Element boundary records
╭──

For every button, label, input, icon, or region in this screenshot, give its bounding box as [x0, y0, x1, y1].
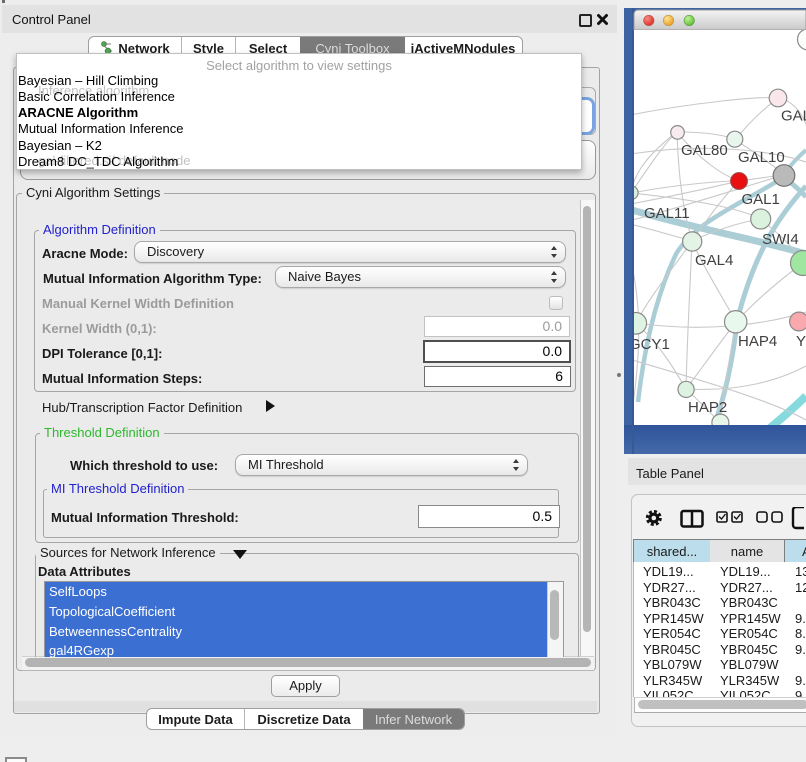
svg-text:SWI4: SWI4	[762, 231, 799, 248]
svg-text:HAP4: HAP4	[738, 333, 777, 350]
svg-text:GAL10: GAL10	[738, 149, 785, 166]
svg-text:GAL8: GAL8	[781, 108, 806, 125]
svg-text:GAL1: GAL1	[742, 191, 780, 208]
svg-text:GAL80: GAL80	[681, 142, 728, 159]
svg-text:HAP2: HAP2	[688, 399, 727, 416]
svg-text:GCY1: GCY1	[629, 336, 670, 353]
svg-text:Y: Y	[796, 333, 806, 350]
svg-text:GAL11: GAL11	[644, 205, 690, 222]
svg-text:GAL4: GAL4	[695, 252, 733, 269]
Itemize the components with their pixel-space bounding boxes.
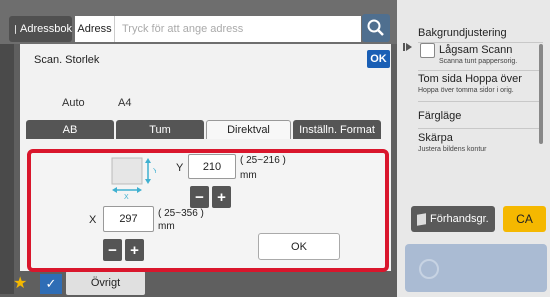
- divider: [418, 42, 543, 43]
- y-decrement-button[interactable]: −: [190, 186, 209, 208]
- ok-top-button[interactable]: OK: [367, 50, 390, 68]
- auto-size-value: A4: [118, 97, 132, 109]
- divider: [418, 101, 543, 102]
- dialog-title: Scan. Storlek: [34, 54, 100, 66]
- x-decrement-button[interactable]: −: [103, 239, 122, 261]
- divider: [418, 128, 543, 129]
- paper-size-icon: Y X: [111, 157, 156, 200]
- y-label: Y: [176, 162, 184, 174]
- addressbook-button[interactable]: Adressbok: [9, 16, 72, 42]
- paper-y-label: Y: [153, 168, 156, 175]
- tab-direktval[interactable]: Direktval: [206, 120, 291, 139]
- tab-ab[interactable]: AB: [26, 120, 114, 139]
- x-unit: mm: [158, 221, 175, 232]
- x-size-input[interactable]: [103, 206, 154, 232]
- search-icon: [367, 19, 384, 36]
- addressbook-label: Adressbok: [20, 23, 72, 35]
- rp-item-lowspeed[interactable]: Lågsam Scann Scanna tunt pappersorig.: [439, 44, 544, 65]
- tab-installn-format[interactable]: Inställn. Format: [293, 120, 381, 139]
- y-size-input[interactable]: [188, 154, 236, 179]
- y-range: ( 25~216 ): [240, 155, 286, 166]
- check-icon[interactable]: ✓: [40, 274, 62, 294]
- x-range: ( 25~356 ): [158, 208, 204, 219]
- ca-button[interactable]: CA: [503, 206, 546, 232]
- preview-icon: [417, 212, 426, 226]
- start-icon: [419, 259, 439, 279]
- y-unit: mm: [240, 170, 257, 181]
- search-button[interactable]: [362, 14, 390, 42]
- left-strip: [0, 44, 14, 294]
- rp-item-bakgrund[interactable]: Bakgrundjustering: [418, 27, 548, 39]
- tab-tum[interactable]: Tum: [116, 120, 204, 139]
- x-increment-button[interactable]: +: [125, 239, 144, 261]
- preview-button[interactable]: Förhandsgr.: [411, 206, 495, 232]
- size-tabs: AB Tum Direktval Inställn. Format: [26, 120, 381, 139]
- rp-item-color-mode[interactable]: Färgläge: [418, 110, 548, 122]
- auto-label: Auto: [62, 97, 85, 109]
- other-button[interactable]: Övrigt: [66, 271, 145, 295]
- ok-button[interactable]: OK: [258, 233, 340, 260]
- rp-item-sharpness[interactable]: Skärpa Justera bildens kontur: [418, 132, 548, 153]
- preview-label: Förhandsgr.: [430, 213, 489, 225]
- y-increment-button[interactable]: +: [212, 186, 231, 208]
- collapse-panel-icon[interactable]: [403, 42, 413, 52]
- panel-scrollbar[interactable]: [539, 44, 543, 144]
- address-input[interactable]: [115, 16, 361, 42]
- star-icon[interactable]: ★: [13, 275, 31, 293]
- paper-x-label: X: [124, 194, 129, 200]
- low-speed-scan-checkbox[interactable]: [420, 43, 435, 58]
- divider: [418, 70, 543, 71]
- address-label: Adress: [75, 16, 115, 42]
- x-label: X: [89, 214, 97, 226]
- addressbook-icon: [15, 24, 17, 34]
- rp-item-blank-skip[interactable]: Tom sida Hoppa över Hoppa över tomma sid…: [418, 73, 548, 94]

╰──

■ **STATED PROBLEM**:
Pull out every row above that contains the string "auto", and copy each one in full. Case counts when matching.

■ **RIGHT ANSWER**:
- auto-size-value: A4: [118, 97, 132, 109]
- auto-label: Auto: [62, 97, 85, 109]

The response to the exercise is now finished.